◆ Task brief
Write out the material again exactly, please, and omit the pictures.

◆ The input
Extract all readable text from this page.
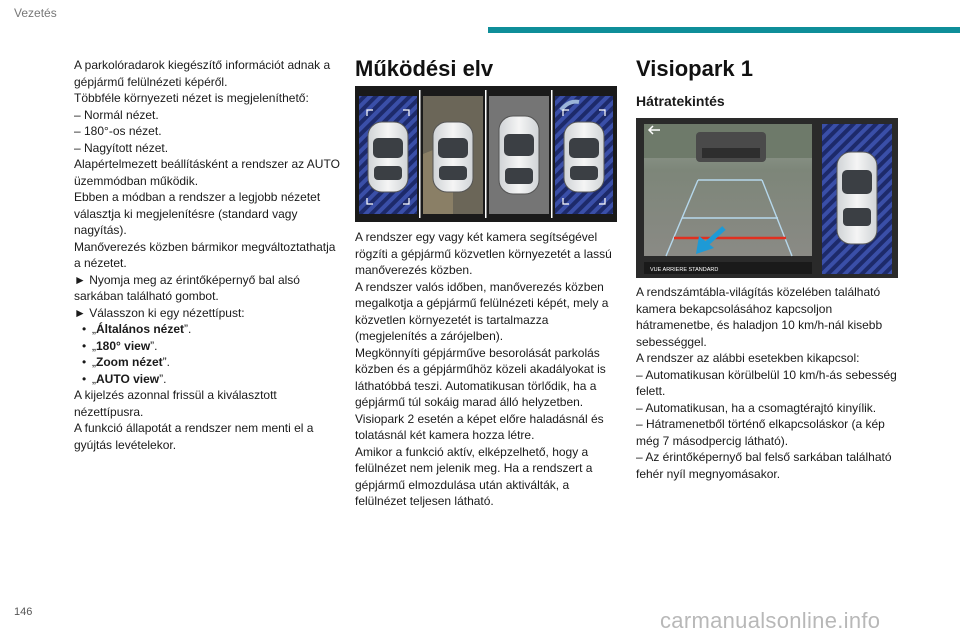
Vezetés

A parkolóradarok kiegészítő információt adnak a gépjármű felülnézeti képéről.

Többféle környezeti nézet is megjeleníthető:

– Normál nézet.

– 180°-os nézet.

– Nagyított nézet.

Alapértelmezett beállításként a rendszer az AUTO üzemmódban működik.

Ebben a módban a rendszer a legjobb nézetet választja ki megjelenítésre (standard vagy nagyítás).

Manőverezés közben bármikor megváltoztathatja a nézetet.

► Nyomja meg az érintőképernyő bal alsó sarkában található gombot.

► Válasszon ki egy nézettípust:

• „Általános nézet”.

• „180° view”.

• „Zoom nézet”.

• „AUTO view”.

A kijelzés azonnal frissül a kiválasztott nézettípusra.

A funkció állapotát a rendszer nem menti el a gyújtás levételekor.

Működési elv

A rendszer egy vagy két kamera segítségével rögzíti a gépjármű közvetlen környezetét a lassú manőverezés közben.

A rendszer valós időben, manőverezés közben megalkotja a gépjármű felülnézeti képét, mely a közvetlen környezetét is tartalmazza (megjelenítés a zárójelben).

Megkönnyíti gépjárműve besorolását parkolás közben és a gépjárműhöz közeli akadályokat is láthatóbbá teszi. Automatikusan törlődik, ha a gépjármű túl sokáig marad álló helyzetben.

Visiopark 2 esetén a képet előre haladásnál és tolatásnál két kamera hozza létre.

Amikor a funkció aktív, elképzelhető, hogy a felülnézet nem jelenik meg. Ha a rendszert a gépjármű elmozdulása után aktiválták, a felülnézet teljesen látható.

Visiopark 1
Hátratekintés
VUE ARRIERE STANDARD

A rendszámtábla-világítás közelében található kamera bekapcsolásához kapcsoljon hátramenetbe, és haladjon 10 km/h-nál kisebb sebességgel.

A rendszer az alábbi esetekben kikapcsol:

– Automatikusan körülbelül 10 km/h-ás sebesség felett.

– Automatikusan, ha a csomagtérajtó kinyílik.

– Hátramenetből történő elkapcsoláskor (a kép még 7 másodpercig látható).

– Az érintőképernyő bal felső sarkában található fehér nyíl megnyomásakor.

146	carmanualsonline.info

◆ Answer to this exercise
Extract all readable text from this page.
Vezetés

A parkolóradarok kiegészítő információt adnak a gépjármű felülnézeti képéről.

Többféle környezeti nézet is megjeleníthető:

– Normál nézet.

– 180°-os nézet.

– Nagyított nézet.

Alapértelmezett beállításként a rendszer az AUTO üzemmódban működik.

Ebben a módban a rendszer a legjobb nézetet választja ki megjelenítésre (standard vagy nagyítás).

Manőverezés közben bármikor megváltoztathatja a nézetet.

► Nyomja meg az érintőképernyő bal alsó sarkában található gombot.

► Válasszon ki egy nézettípust:

• „Általános nézet”.

• „180° view”.

• „Zoom nézet”.

• „AUTO view”.

A kijelzés azonnal frissül a kiválasztott nézettípusra.

A funkció állapotát a rendszer nem menti el a gyújtás levételekor.

Működési elv

A rendszer egy vagy két kamera segítségével rögzíti a gépjármű közvetlen környezetét a lassú manőverezés közben.

A rendszer valós időben, manőverezés közben megalkotja a gépjármű felülnézeti képét, mely a közvetlen környezetét is tartalmazza (megjelenítés a zárójelben).

Megkönnyíti gépjárműve besorolását parkolás közben és a gépjárműhöz közeli akadályokat is láthatóbbá teszi. Automatikusan törlődik, ha a gépjármű túl sokáig marad álló helyzetben.

Visiopark 2 esetén a képet előre haladásnál és tolatásnál két kamera hozza létre.

Amikor a funkció aktív, elképzelhető, hogy a felülnézet nem jelenik meg. Ha a rendszert a gépjármű elmozdulása után aktiválták, a felülnézet teljesen látható.

Visiopark 1
Hátratekintés
VUE ARRIERE STANDARD

A rendszámtábla-világítás közelében található kamera bekapcsolásához kapcsoljon hátramenetbe, és haladjon 10 km/h-nál kisebb sebességgel.

A rendszer az alábbi esetekben kikapcsol:

– Automatikusan körülbelül 10 km/h-ás sebesség felett.

– Automatikusan, ha a csomagtérajtó kinyílik.

– Hátramenetből történő elkapcsoláskor (a kép még 7 másodpercig látható).

– Az érintőképernyő bal felső sarkában található fehér nyíl megnyomásakor.

146	carmanualsonline.info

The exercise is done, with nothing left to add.